Part of a data file:
..........

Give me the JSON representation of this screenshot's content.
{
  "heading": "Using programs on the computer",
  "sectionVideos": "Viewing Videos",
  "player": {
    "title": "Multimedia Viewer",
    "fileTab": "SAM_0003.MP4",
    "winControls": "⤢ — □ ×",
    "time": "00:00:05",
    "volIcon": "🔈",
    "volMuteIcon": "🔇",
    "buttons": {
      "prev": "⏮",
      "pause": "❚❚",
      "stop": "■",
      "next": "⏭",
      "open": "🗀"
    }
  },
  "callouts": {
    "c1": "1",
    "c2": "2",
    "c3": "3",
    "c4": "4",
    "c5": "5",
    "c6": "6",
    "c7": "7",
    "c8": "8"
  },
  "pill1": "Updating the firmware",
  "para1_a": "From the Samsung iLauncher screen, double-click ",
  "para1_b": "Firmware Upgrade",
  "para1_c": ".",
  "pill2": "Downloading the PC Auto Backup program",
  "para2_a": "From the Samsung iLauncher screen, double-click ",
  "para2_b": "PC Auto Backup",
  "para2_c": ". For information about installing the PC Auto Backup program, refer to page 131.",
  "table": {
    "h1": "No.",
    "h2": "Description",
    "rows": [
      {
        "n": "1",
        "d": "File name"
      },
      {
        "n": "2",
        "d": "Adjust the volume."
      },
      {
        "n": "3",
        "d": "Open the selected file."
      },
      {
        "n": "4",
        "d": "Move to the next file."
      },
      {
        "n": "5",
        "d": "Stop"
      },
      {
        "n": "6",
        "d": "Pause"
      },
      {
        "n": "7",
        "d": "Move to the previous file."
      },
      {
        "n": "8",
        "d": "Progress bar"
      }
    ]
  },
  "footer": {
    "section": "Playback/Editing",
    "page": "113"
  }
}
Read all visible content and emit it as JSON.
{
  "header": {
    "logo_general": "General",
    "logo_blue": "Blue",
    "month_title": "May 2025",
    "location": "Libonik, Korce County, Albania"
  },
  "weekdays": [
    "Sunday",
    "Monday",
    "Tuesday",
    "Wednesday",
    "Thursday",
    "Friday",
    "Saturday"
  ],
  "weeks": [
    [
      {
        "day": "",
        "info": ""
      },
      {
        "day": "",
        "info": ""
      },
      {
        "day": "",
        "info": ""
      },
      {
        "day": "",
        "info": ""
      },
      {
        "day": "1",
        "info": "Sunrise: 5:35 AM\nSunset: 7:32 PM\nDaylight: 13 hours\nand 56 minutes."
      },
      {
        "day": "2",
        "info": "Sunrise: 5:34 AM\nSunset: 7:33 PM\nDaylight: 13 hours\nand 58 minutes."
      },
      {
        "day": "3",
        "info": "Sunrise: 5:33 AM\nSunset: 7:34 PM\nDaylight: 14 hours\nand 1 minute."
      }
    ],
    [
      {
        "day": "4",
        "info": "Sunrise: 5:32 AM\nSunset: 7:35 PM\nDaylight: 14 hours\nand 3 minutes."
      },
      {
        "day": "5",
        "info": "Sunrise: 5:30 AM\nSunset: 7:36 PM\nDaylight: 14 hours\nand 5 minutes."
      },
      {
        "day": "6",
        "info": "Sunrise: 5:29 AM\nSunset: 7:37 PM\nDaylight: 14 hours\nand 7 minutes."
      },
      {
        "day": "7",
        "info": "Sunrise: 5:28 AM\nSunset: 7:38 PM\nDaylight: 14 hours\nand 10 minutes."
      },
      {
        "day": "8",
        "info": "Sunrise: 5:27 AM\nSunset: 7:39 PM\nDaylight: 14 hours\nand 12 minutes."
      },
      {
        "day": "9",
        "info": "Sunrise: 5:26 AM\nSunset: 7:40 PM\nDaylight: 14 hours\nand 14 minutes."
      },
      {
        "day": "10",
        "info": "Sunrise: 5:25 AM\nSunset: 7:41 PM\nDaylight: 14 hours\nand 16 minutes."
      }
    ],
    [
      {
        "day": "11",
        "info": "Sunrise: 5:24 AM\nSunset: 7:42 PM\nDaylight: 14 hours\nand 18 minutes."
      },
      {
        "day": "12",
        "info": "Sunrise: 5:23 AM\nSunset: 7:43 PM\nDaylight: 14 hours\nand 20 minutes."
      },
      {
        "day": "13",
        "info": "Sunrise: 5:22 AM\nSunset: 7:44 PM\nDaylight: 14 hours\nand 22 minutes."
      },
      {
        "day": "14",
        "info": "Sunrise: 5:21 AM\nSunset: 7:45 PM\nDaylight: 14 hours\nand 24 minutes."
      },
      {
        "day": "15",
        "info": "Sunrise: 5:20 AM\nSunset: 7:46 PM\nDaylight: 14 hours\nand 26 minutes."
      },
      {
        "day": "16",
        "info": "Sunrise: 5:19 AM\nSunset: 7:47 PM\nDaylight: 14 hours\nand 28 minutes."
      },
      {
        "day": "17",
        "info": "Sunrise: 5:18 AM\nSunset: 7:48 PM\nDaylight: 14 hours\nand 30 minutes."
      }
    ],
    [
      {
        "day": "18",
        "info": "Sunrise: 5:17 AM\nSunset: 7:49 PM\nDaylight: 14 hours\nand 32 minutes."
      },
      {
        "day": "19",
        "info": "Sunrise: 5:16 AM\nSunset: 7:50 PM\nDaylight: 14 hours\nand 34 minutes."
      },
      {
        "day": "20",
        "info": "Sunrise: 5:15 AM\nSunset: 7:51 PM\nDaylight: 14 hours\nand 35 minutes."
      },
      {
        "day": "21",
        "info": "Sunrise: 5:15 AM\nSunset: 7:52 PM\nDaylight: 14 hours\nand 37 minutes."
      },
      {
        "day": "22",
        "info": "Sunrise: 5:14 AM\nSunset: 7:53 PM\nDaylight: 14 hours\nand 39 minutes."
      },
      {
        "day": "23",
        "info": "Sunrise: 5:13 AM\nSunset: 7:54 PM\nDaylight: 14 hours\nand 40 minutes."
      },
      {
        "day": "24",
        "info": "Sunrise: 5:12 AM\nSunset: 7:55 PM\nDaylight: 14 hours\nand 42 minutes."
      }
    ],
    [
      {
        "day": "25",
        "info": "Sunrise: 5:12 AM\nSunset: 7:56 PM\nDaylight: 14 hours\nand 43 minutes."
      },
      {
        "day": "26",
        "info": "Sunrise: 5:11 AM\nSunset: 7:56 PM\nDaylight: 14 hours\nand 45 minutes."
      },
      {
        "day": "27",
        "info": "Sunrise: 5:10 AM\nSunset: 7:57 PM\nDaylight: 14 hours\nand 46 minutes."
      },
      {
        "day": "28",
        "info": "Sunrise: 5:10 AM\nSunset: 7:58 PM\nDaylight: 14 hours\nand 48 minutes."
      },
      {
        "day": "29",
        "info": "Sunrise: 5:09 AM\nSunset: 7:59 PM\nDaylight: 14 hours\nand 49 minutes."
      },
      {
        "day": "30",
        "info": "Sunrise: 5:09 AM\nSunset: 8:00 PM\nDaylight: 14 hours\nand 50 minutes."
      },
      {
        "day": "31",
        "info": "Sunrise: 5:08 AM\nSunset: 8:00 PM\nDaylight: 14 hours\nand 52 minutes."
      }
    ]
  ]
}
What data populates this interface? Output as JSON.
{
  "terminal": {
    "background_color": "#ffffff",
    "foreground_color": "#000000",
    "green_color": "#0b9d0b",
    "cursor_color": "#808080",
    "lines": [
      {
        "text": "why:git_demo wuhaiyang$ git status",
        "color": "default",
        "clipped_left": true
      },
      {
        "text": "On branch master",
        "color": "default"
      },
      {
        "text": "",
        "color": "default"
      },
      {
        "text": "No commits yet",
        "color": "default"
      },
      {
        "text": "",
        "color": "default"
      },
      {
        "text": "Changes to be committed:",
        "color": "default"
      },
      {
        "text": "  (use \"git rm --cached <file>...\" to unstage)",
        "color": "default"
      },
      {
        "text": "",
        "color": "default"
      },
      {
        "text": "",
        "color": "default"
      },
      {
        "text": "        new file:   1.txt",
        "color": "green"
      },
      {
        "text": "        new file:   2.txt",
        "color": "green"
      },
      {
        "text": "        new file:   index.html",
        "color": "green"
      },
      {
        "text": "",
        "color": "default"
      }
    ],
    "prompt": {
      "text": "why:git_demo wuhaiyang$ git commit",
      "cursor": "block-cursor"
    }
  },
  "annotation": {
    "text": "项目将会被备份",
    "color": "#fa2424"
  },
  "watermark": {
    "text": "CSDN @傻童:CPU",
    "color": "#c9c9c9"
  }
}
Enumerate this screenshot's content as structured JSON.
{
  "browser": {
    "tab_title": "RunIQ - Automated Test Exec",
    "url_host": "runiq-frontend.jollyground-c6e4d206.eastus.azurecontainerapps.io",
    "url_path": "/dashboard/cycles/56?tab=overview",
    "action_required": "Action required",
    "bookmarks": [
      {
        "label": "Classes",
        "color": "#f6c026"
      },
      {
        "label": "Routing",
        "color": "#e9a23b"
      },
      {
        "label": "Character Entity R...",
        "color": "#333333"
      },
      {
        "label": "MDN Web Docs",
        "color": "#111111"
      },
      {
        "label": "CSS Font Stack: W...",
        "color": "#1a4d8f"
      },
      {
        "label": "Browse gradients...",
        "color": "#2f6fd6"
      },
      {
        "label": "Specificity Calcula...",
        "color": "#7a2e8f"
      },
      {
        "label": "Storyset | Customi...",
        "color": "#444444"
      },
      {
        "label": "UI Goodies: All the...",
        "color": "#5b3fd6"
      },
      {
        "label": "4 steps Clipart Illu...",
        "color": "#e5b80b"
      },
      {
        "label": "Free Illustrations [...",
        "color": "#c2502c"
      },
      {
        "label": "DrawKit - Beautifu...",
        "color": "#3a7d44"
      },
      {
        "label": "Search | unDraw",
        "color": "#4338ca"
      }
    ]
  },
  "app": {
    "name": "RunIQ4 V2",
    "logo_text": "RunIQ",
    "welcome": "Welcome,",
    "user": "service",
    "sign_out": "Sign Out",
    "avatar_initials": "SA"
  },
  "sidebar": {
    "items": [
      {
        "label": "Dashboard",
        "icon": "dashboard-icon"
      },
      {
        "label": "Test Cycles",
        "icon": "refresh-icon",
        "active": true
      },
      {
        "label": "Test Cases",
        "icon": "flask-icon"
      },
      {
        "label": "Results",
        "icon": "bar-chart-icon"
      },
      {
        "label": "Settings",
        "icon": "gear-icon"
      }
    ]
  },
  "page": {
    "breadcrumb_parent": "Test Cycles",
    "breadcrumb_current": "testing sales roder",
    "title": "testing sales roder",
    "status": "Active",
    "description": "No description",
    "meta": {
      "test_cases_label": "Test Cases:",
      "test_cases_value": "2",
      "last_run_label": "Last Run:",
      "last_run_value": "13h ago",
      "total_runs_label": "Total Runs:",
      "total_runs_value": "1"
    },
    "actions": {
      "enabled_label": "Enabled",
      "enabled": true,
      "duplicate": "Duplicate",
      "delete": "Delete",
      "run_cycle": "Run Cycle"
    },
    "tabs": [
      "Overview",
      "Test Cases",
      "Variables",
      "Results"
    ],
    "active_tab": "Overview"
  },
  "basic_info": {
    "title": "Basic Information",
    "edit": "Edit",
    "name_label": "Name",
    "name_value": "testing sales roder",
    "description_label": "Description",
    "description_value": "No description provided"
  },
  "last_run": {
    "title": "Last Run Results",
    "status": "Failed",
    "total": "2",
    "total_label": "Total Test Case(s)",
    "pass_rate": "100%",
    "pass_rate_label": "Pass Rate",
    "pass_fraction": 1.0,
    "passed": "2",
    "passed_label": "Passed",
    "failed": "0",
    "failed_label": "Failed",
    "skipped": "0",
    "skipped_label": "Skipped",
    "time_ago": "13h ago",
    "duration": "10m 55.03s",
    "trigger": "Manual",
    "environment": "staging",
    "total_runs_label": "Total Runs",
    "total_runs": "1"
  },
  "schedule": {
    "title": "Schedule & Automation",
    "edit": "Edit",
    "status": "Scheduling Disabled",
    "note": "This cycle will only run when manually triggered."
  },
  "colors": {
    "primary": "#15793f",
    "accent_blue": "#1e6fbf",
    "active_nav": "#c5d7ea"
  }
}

..........

▶ WRITTEN INSTRUCTION: Copy out every line of the listing that includes the string "true".

▶ TASK ANSWER:
        "clipped_left": true
        "active": true
      "enabled": true,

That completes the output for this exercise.